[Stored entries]
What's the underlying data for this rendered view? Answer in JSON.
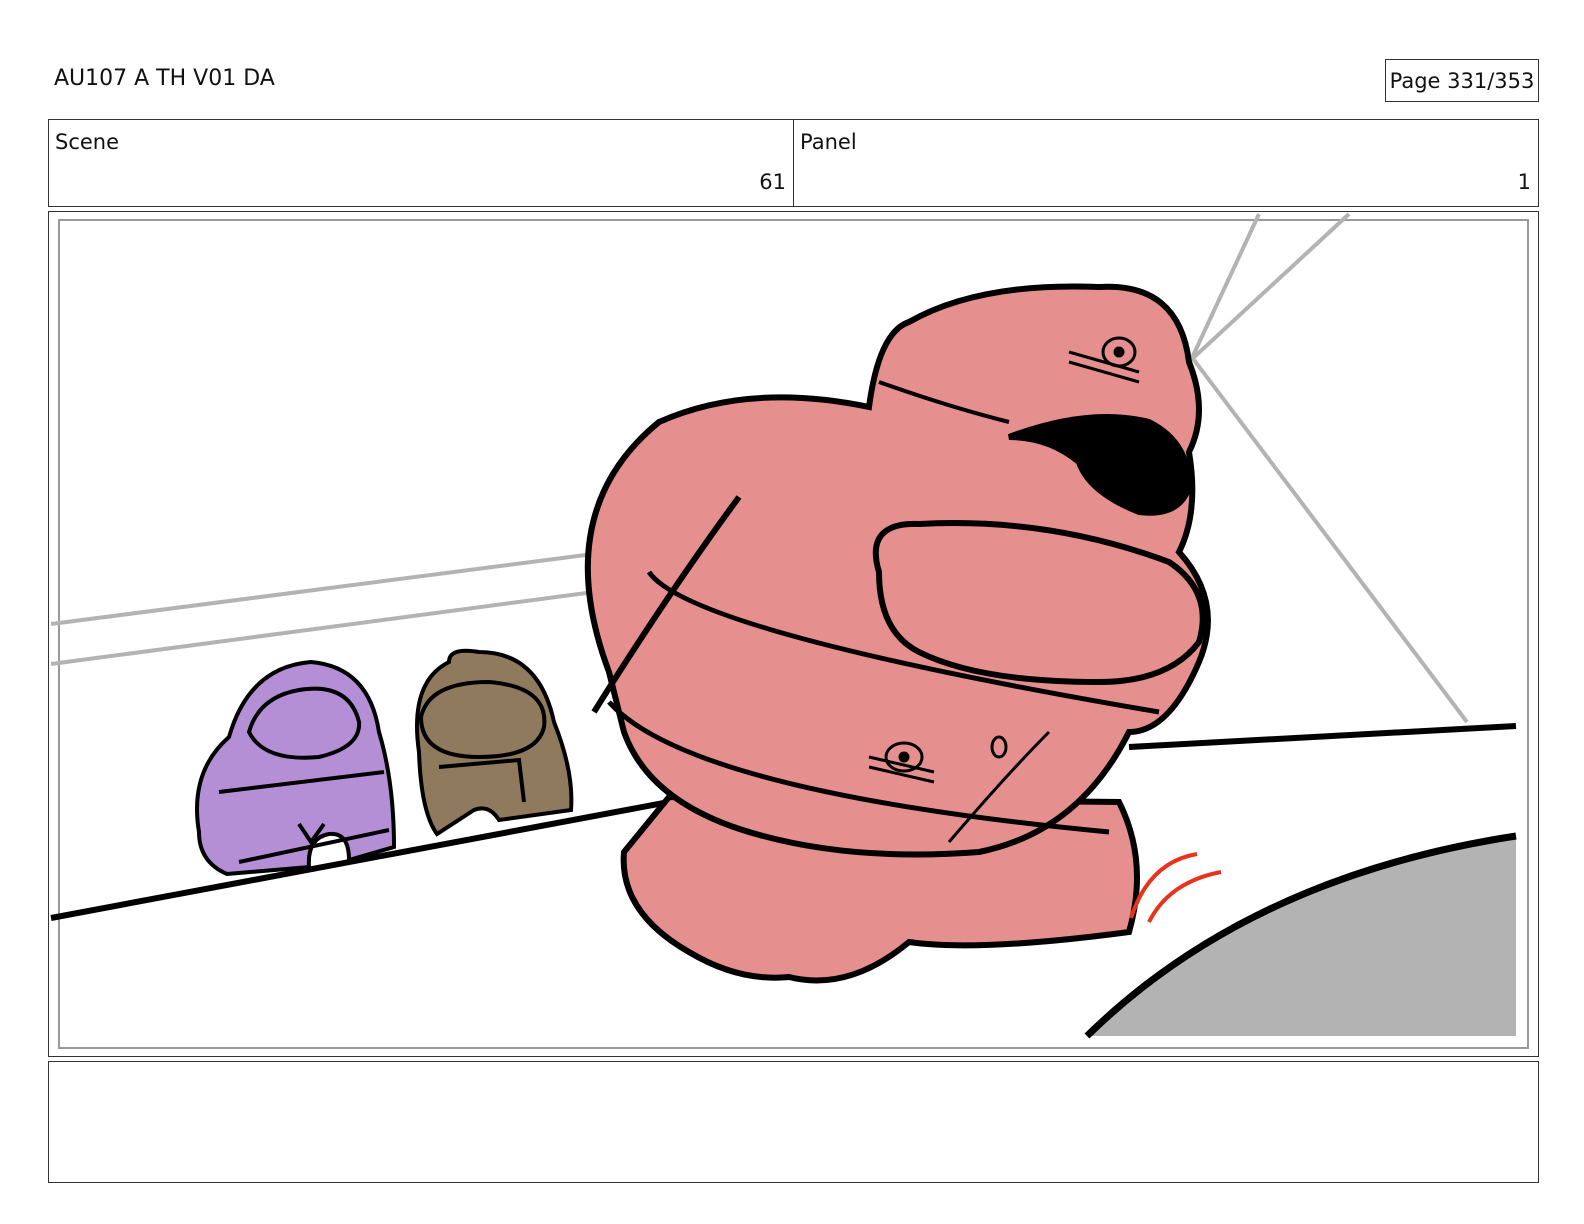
{
  "header": {
    "doc_title": "AU107 A TH V01 DA",
    "page_label": "Page 331/353"
  },
  "info": {
    "scene_label": "Scene",
    "scene_value": "61",
    "panel_label": "Panel",
    "panel_value": "1"
  },
  "notes": {
    "text": ""
  },
  "colors": {
    "pink_crewmate": "#e68f8f",
    "purple_crewmate": "#b48fd6",
    "brown_crewmate": "#8f7a5e",
    "floor_grey": "#b3b3b3",
    "motion_red": "#e8331f"
  }
}
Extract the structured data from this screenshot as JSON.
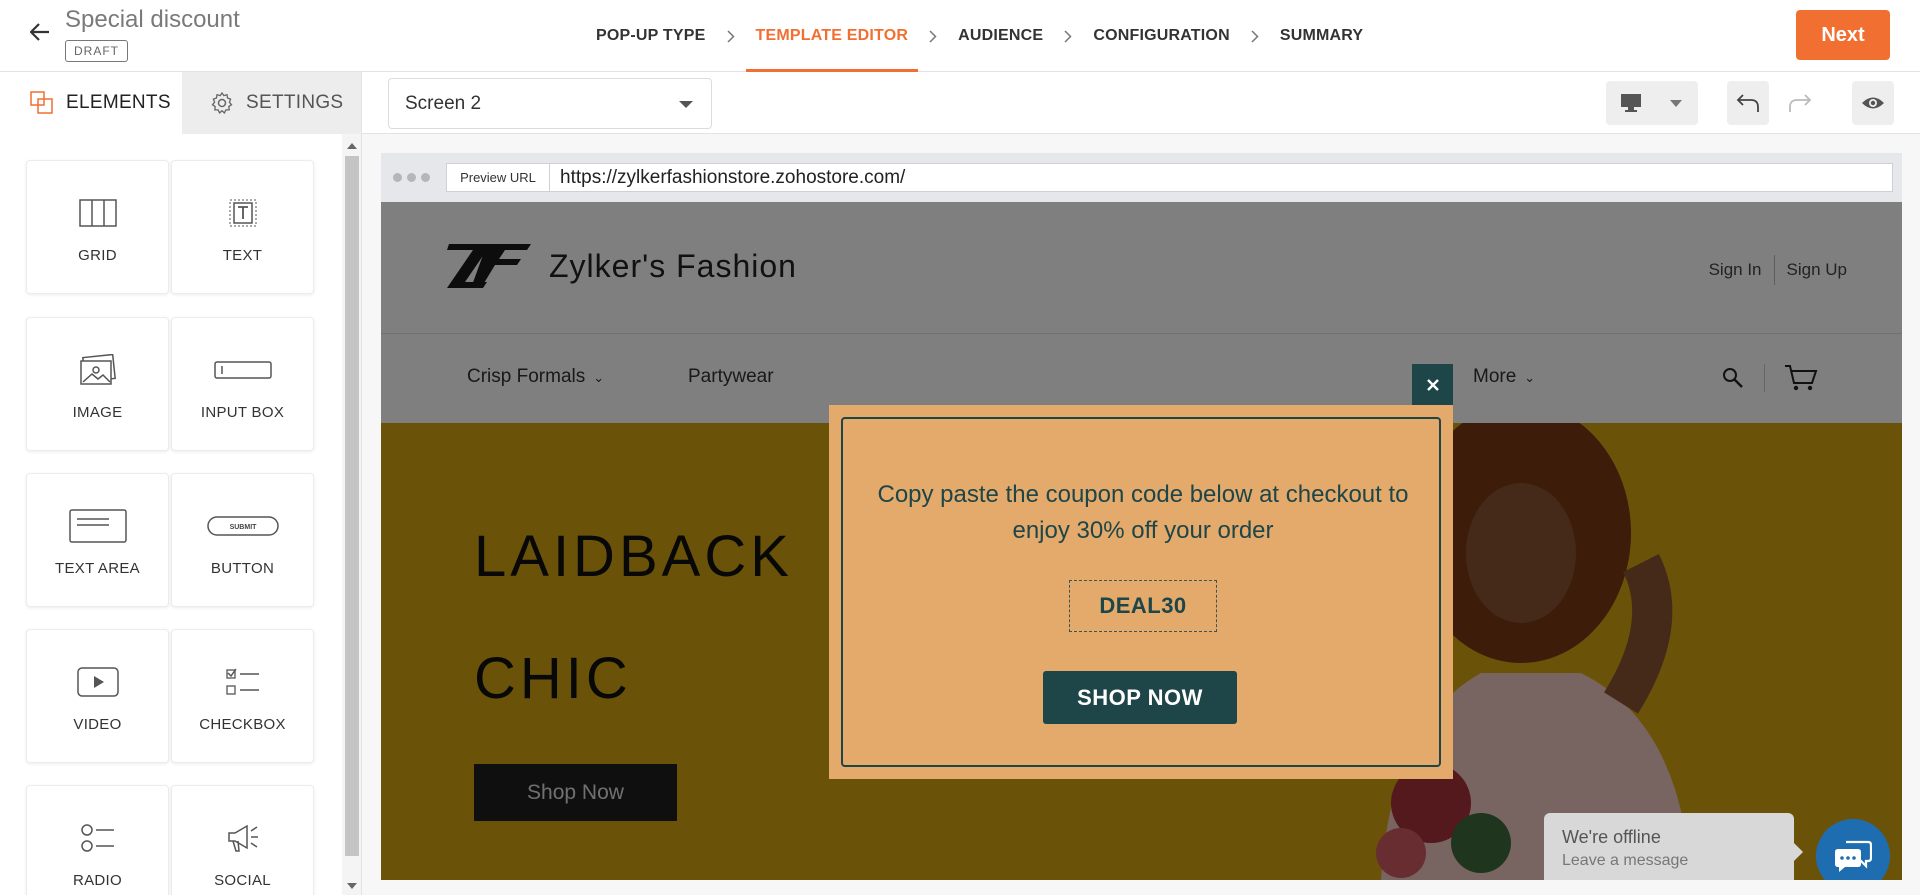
{
  "header": {
    "title": "Special discount",
    "status_badge": "DRAFT",
    "steps": [
      "POP-UP TYPE",
      "TEMPLATE EDITOR",
      "AUDIENCE",
      "CONFIGURATION",
      "SUMMARY"
    ],
    "active_step": "TEMPLATE EDITOR",
    "next_label": "Next"
  },
  "left_panel": {
    "tabs": [
      {
        "label": "ELEMENTS",
        "icon": "elements-icon",
        "active": true
      },
      {
        "label": "SETTINGS",
        "icon": "gear-icon",
        "active": false
      }
    ],
    "elements": [
      {
        "label": "GRID",
        "icon": "grid-icon"
      },
      {
        "label": "TEXT",
        "icon": "text-icon"
      },
      {
        "label": "IMAGE",
        "icon": "image-icon"
      },
      {
        "label": "INPUT BOX",
        "icon": "input-box-icon"
      },
      {
        "label": "TEXT AREA",
        "icon": "text-area-icon"
      },
      {
        "label": "BUTTON",
        "icon": "button-icon",
        "icon_text": "SUBMIT"
      },
      {
        "label": "VIDEO",
        "icon": "video-icon"
      },
      {
        "label": "CHECKBOX",
        "icon": "checkbox-icon"
      },
      {
        "label": "RADIO",
        "icon": "radio-icon"
      },
      {
        "label": "SOCIAL",
        "icon": "social-icon"
      }
    ]
  },
  "toolbar": {
    "screen_selected": "Screen 2",
    "device_icon": "desktop-icon",
    "undo_icon": "undo-icon",
    "redo_icon": "redo-icon",
    "preview_icon": "eye-icon"
  },
  "preview": {
    "url_label": "Preview URL",
    "url": "https://zylkerfashionstore.zohostore.com/",
    "site": {
      "brand": "Zylker's Fashion",
      "sign_in": "Sign In",
      "sign_up": "Sign Up",
      "nav": [
        "Crisp Formals",
        "Partywear",
        "More"
      ],
      "hero_line1": "LAIDBACK",
      "hero_line2": "CHIC",
      "hero_button": "Shop Now"
    },
    "popup": {
      "message": "Copy paste the coupon code below at checkout to enjoy 30% off your order",
      "coupon_code": "DEAL30",
      "button": "SHOP NOW",
      "colors": {
        "background": "#e3aa6c",
        "accent": "#1e4548"
      }
    },
    "chat": {
      "title": "We're offline",
      "subtitle": "Leave a message"
    }
  },
  "colors": {
    "brand": "#f26f32",
    "hero": "#d4a612",
    "chat": "#1e6db1"
  }
}
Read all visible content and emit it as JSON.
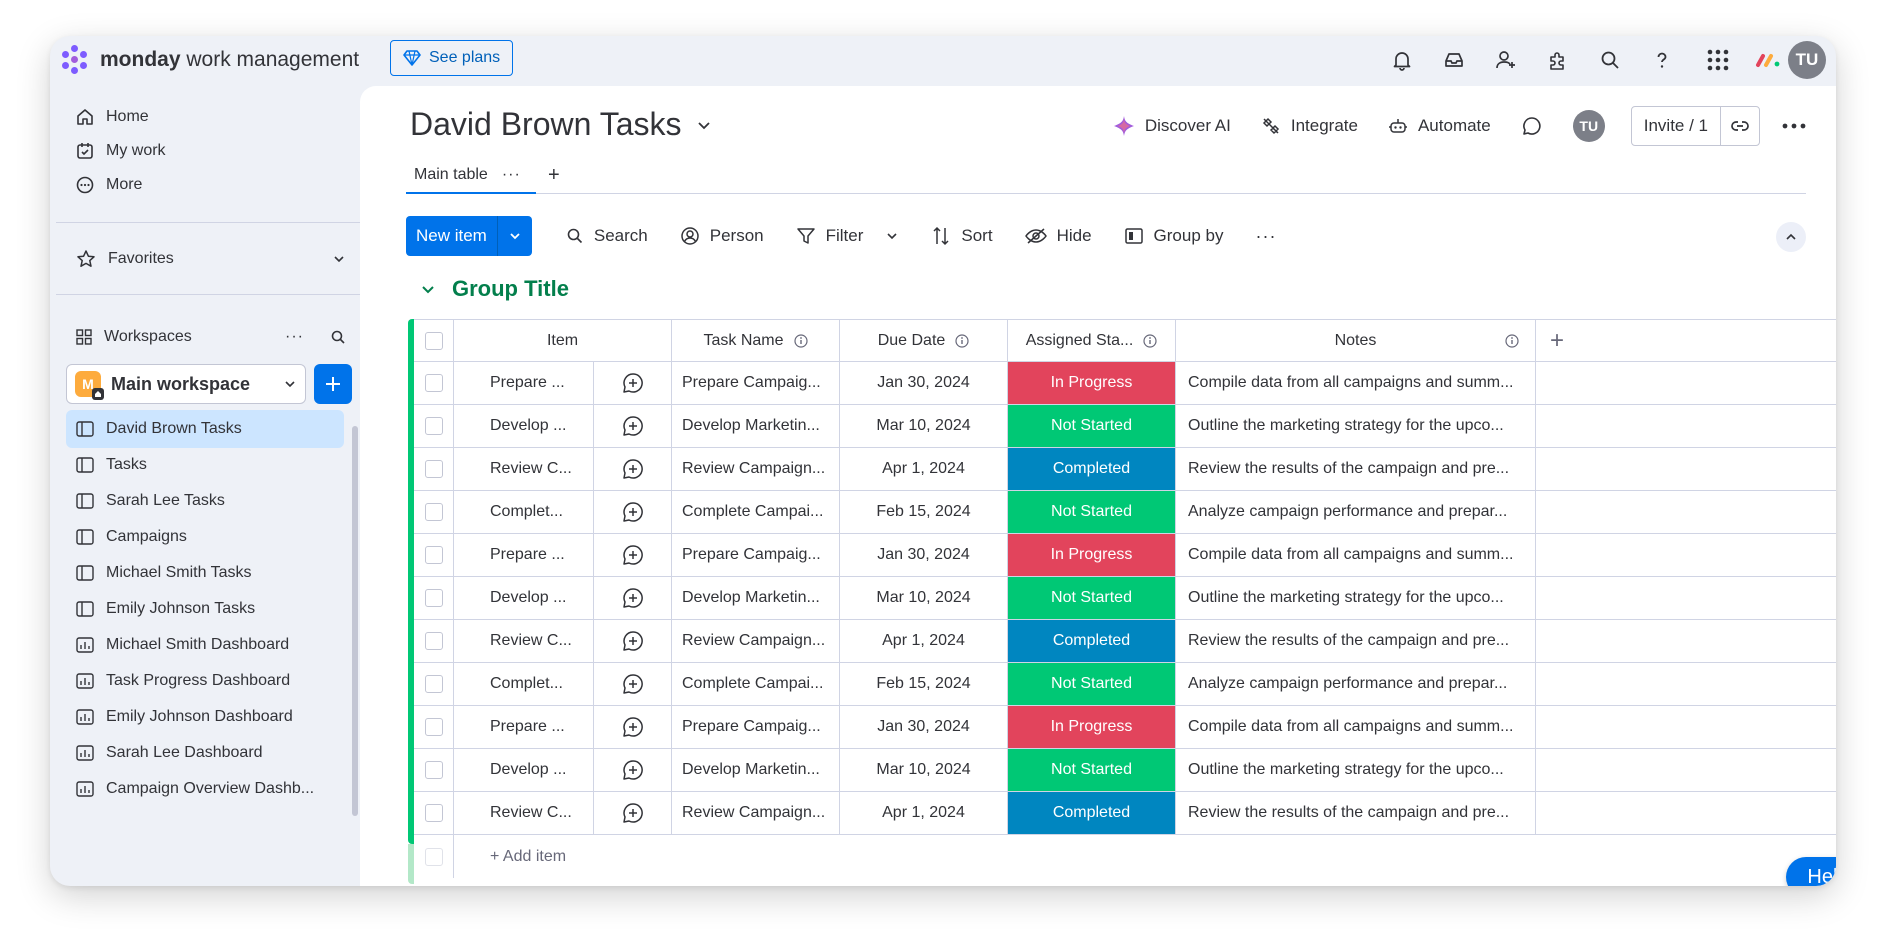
{
  "app": {
    "brand_bold": "monday",
    "brand_rest": " work management",
    "see_plans": "See plans",
    "user_initials": "TU",
    "colors": {
      "primary": "#0073ea",
      "group": "#00c875",
      "group_title": "#037f4c",
      "in_progress": "#e2445c",
      "not_started": "#00c875",
      "completed": "#0086c0"
    }
  },
  "sidebar": {
    "nav": [
      {
        "label": "Home",
        "icon": "home-icon"
      },
      {
        "label": "My work",
        "icon": "calendar-check-icon"
      },
      {
        "label": "More",
        "icon": "more-circle-icon"
      }
    ],
    "favorites": "Favorites",
    "workspaces": "Workspaces",
    "workspace_letter": "M",
    "workspace_name": "Main workspace",
    "boards": [
      {
        "label": "David Brown Tasks",
        "type": "board",
        "active": true
      },
      {
        "label": "Tasks",
        "type": "board"
      },
      {
        "label": "Sarah Lee Tasks",
        "type": "board"
      },
      {
        "label": "Campaigns",
        "type": "board"
      },
      {
        "label": "Michael Smith Tasks",
        "type": "board"
      },
      {
        "label": "Emily Johnson Tasks",
        "type": "board"
      },
      {
        "label": "Michael Smith Dashboard",
        "type": "dashboard"
      },
      {
        "label": "Task Progress Dashboard",
        "type": "dashboard"
      },
      {
        "label": "Emily Johnson Dashboard",
        "type": "dashboard"
      },
      {
        "label": "Sarah Lee Dashboard",
        "type": "dashboard"
      },
      {
        "label": "Campaign Overview Dashb...",
        "type": "dashboard"
      }
    ]
  },
  "board": {
    "title": "David Brown Tasks",
    "actions": {
      "discover_ai": "Discover AI",
      "integrate": "Integrate",
      "automate": "Automate",
      "invite": "Invite / 1"
    },
    "tabs": {
      "main": "Main table",
      "more": "···",
      "add": "+"
    },
    "toolbar": {
      "new_item": "New item",
      "search": "Search",
      "person": "Person",
      "filter": "Filter",
      "sort": "Sort",
      "hide": "Hide",
      "group_by": "Group by",
      "more": "···"
    },
    "group_title": "Group Title",
    "columns": {
      "item": "Item",
      "task_name": "Task Name",
      "due_date": "Due Date",
      "assigned_status": "Assigned Sta...",
      "notes": "Notes",
      "add": "+"
    },
    "rows": [
      {
        "item": "Prepare ...",
        "task": "Prepare Campaig...",
        "due": "Jan 30, 2024",
        "status": "In Progress",
        "notes": "Compile data from all campaigns and summ..."
      },
      {
        "item": "Develop ...",
        "task": "Develop Marketin...",
        "due": "Mar 10, 2024",
        "status": "Not Started",
        "notes": "Outline the marketing strategy for the upco..."
      },
      {
        "item": "Review C...",
        "task": "Review Campaign...",
        "due": "Apr 1, 2024",
        "status": "Completed",
        "notes": "Review the results of the campaign and pre..."
      },
      {
        "item": "Complet...",
        "task": "Complete Campai...",
        "due": "Feb 15, 2024",
        "status": "Not Started",
        "notes": "Analyze campaign performance and prepar..."
      },
      {
        "item": "Prepare ...",
        "task": "Prepare Campaig...",
        "due": "Jan 30, 2024",
        "status": "In Progress",
        "notes": "Compile data from all campaigns and summ..."
      },
      {
        "item": "Develop ...",
        "task": "Develop Marketin...",
        "due": "Mar 10, 2024",
        "status": "Not Started",
        "notes": "Outline the marketing strategy for the upco..."
      },
      {
        "item": "Review C...",
        "task": "Review Campaign...",
        "due": "Apr 1, 2024",
        "status": "Completed",
        "notes": "Review the results of the campaign and pre..."
      },
      {
        "item": "Complet...",
        "task": "Complete Campai...",
        "due": "Feb 15, 2024",
        "status": "Not Started",
        "notes": "Analyze campaign performance and prepar..."
      },
      {
        "item": "Prepare ...",
        "task": "Prepare Campaig...",
        "due": "Jan 30, 2024",
        "status": "In Progress",
        "notes": "Compile data from all campaigns and summ..."
      },
      {
        "item": "Develop ...",
        "task": "Develop Marketin...",
        "due": "Mar 10, 2024",
        "status": "Not Started",
        "notes": "Outline the marketing strategy for the upco..."
      },
      {
        "item": "Review C...",
        "task": "Review Campaign...",
        "due": "Apr 1, 2024",
        "status": "Completed",
        "notes": "Review the results of the campaign and pre..."
      }
    ],
    "add_item": "+ Add item"
  },
  "help": "Help"
}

- **YOUR TASK**
Every record must be copied exactly, with images dropped from the result.

- **COMPLETE RESPONSE**
What's the underlying data for this rendered view? Answer in JSON.
{
  "header": {
    "doc_title": "AU107 A TH V01 DA",
    "page_label": "Page 331/353"
  },
  "info": {
    "scene_label": "Scene",
    "scene_value": "61",
    "panel_label": "Panel",
    "panel_value": "1"
  },
  "notes": {
    "text": ""
  },
  "colors": {
    "pink_crewmate": "#e68f8f",
    "purple_crewmate": "#b48fd6",
    "brown_crewmate": "#8f7a5e",
    "floor_grey": "#b3b3b3",
    "motion_red": "#e8331f"
  }
}
Extract the structured data from this screenshot as JSON.
{
  "header": {
    "title": "Special discount",
    "status_badge": "DRAFT",
    "steps": [
      "POP-UP TYPE",
      "TEMPLATE EDITOR",
      "AUDIENCE",
      "CONFIGURATION",
      "SUMMARY"
    ],
    "active_step": "TEMPLATE EDITOR",
    "next_label": "Next"
  },
  "left_panel": {
    "tabs": [
      {
        "label": "ELEMENTS",
        "icon": "elements-icon",
        "active": true
      },
      {
        "label": "SETTINGS",
        "icon": "gear-icon",
        "active": false
      }
    ],
    "elements": [
      {
        "label": "GRID",
        "icon": "grid-icon"
      },
      {
        "label": "TEXT",
        "icon": "text-icon"
      },
      {
        "label": "IMAGE",
        "icon": "image-icon"
      },
      {
        "label": "INPUT BOX",
        "icon": "input-box-icon"
      },
      {
        "label": "TEXT AREA",
        "icon": "text-area-icon"
      },
      {
        "label": "BUTTON",
        "icon": "button-icon",
        "icon_text": "SUBMIT"
      },
      {
        "label": "VIDEO",
        "icon": "video-icon"
      },
      {
        "label": "CHECKBOX",
        "icon": "checkbox-icon"
      },
      {
        "label": "RADIO",
        "icon": "radio-icon"
      },
      {
        "label": "SOCIAL",
        "icon": "social-icon"
      }
    ]
  },
  "toolbar": {
    "screen_selected": "Screen 2",
    "device_icon": "desktop-icon",
    "undo_icon": "undo-icon",
    "redo_icon": "redo-icon",
    "preview_icon": "eye-icon"
  },
  "preview": {
    "url_label": "Preview URL",
    "url": "https://zylkerfashionstore.zohostore.com/",
    "site": {
      "brand": "Zylker's Fashion",
      "sign_in": "Sign In",
      "sign_up": "Sign Up",
      "nav": [
        "Crisp Formals",
        "Partywear",
        "More"
      ],
      "hero_line1": "LAIDBACK",
      "hero_line2": "CHIC",
      "hero_button": "Shop Now"
    },
    "popup": {
      "message": "Copy paste the coupon code below at checkout to enjoy 30% off your order",
      "coupon_code": "DEAL30",
      "button": "SHOP NOW",
      "colors": {
        "background": "#e3aa6c",
        "accent": "#1e4548"
      }
    },
    "chat": {
      "title": "We're offline",
      "subtitle": "Leave a message"
    }
  },
  "colors": {
    "brand": "#f26f32",
    "hero": "#d4a612",
    "chat": "#1e6db1"
  }
}
Read all visible content and emit it as JSON.
{
  "app": {
    "brand_bold": "monday",
    "brand_rest": " work management",
    "see_plans": "See plans",
    "user_initials": "TU",
    "colors": {
      "primary": "#0073ea",
      "group": "#00c875",
      "group_title": "#037f4c",
      "in_progress": "#e2445c",
      "not_started": "#00c875",
      "completed": "#0086c0"
    }
  },
  "sidebar": {
    "nav": [
      {
        "label": "Home",
        "icon": "home-icon"
      },
      {
        "label": "My work",
        "icon": "calendar-check-icon"
      },
      {
        "label": "More",
        "icon": "more-circle-icon"
      }
    ],
    "favorites": "Favorites",
    "workspaces": "Workspaces",
    "workspace_letter": "M",
    "workspace_name": "Main workspace",
    "boards": [
      {
        "label": "David Brown Tasks",
        "type": "board",
        "active": true
      },
      {
        "label": "Tasks",
        "type": "board"
      },
      {
        "label": "Sarah Lee Tasks",
        "type": "board"
      },
      {
        "label": "Campaigns",
        "type": "board"
      },
      {
        "label": "Michael Smith Tasks",
        "type": "board"
      },
      {
        "label": "Emily Johnson Tasks",
        "type": "board"
      },
      {
        "label": "Michael Smith Dashboard",
        "type": "dashboard"
      },
      {
        "label": "Task Progress Dashboard",
        "type": "dashboard"
      },
      {
        "label": "Emily Johnson Dashboard",
        "type": "dashboard"
      },
      {
        "label": "Sarah Lee Dashboard",
        "type": "dashboard"
      },
      {
        "label": "Campaign Overview Dashb...",
        "type": "dashboard"
      }
    ]
  },
  "board": {
    "title": "David Brown Tasks",
    "actions": {
      "discover_ai": "Discover AI",
      "integrate": "Integrate",
      "automate": "Automate",
      "invite": "Invite / 1"
    },
    "tabs": {
      "main": "Main table",
      "more": "···",
      "add": "+"
    },
    "toolbar": {
      "new_item": "New item",
      "search": "Search",
      "person": "Person",
      "filter": "Filter",
      "sort": "Sort",
      "hide": "Hide",
      "group_by": "Group by",
      "more": "···"
    },
    "group_title": "Group Title",
    "columns": {
      "item": "Item",
      "task_name": "Task Name",
      "due_date": "Due Date",
      "assigned_status": "Assigned Sta...",
      "notes": "Notes",
      "add": "+"
    },
    "rows": [
      {
        "item": "Prepare ...",
        "task": "Prepare Campaig...",
        "due": "Jan 30, 2024",
        "status": "In Progress",
        "notes": "Compile data from all campaigns and summ..."
      },
      {
        "item": "Develop ...",
        "task": "Develop Marketin...",
        "due": "Mar 10, 2024",
        "status": "Not Started",
        "notes": "Outline the marketing strategy for the upco..."
      },
      {
        "item": "Review C...",
        "task": "Review Campaign...",
        "due": "Apr 1, 2024",
        "status": "Completed",
        "notes": "Review the results of the campaign and pre..."
      },
      {
        "item": "Complet...",
        "task": "Complete Campai...",
        "due": "Feb 15, 2024",
        "status": "Not Started",
        "notes": "Analyze campaign performance and prepar..."
      },
      {
        "item": "Prepare ...",
        "task": "Prepare Campaig...",
        "due": "Jan 30, 2024",
        "status": "In Progress",
        "notes": "Compile data from all campaigns and summ..."
      },
      {
        "item": "Develop ...",
        "task": "Develop Marketin...",
        "due": "Mar 10, 2024",
        "status": "Not Started",
        "notes": "Outline the marketing strategy for the upco..."
      },
      {
        "item": "Review C...",
        "task": "Review Campaign...",
        "due": "Apr 1, 2024",
        "status": "Completed",
        "notes": "Review the results of the campaign and pre..."
      },
      {
        "item": "Complet...",
        "task": "Complete Campai...",
        "due": "Feb 15, 2024",
        "status": "Not Started",
        "notes": "Analyze campaign performance and prepar..."
      },
      {
        "item": "Prepare ...",
        "task": "Prepare Campaig...",
        "due": "Jan 30, 2024",
        "status": "In Progress",
        "notes": "Compile data from all campaigns and summ..."
      },
      {
        "item": "Develop ...",
        "task": "Develop Marketin...",
        "due": "Mar 10, 2024",
        "status": "Not Started",
        "notes": "Outline the marketing strategy for the upco..."
      },
      {
        "item": "Review C...",
        "task": "Review Campaign...",
        "due": "Apr 1, 2024",
        "status": "Completed",
        "notes": "Review the results of the campaign and pre..."
      }
    ],
    "add_item": "+ Add item"
  },
  "help": "Help"
}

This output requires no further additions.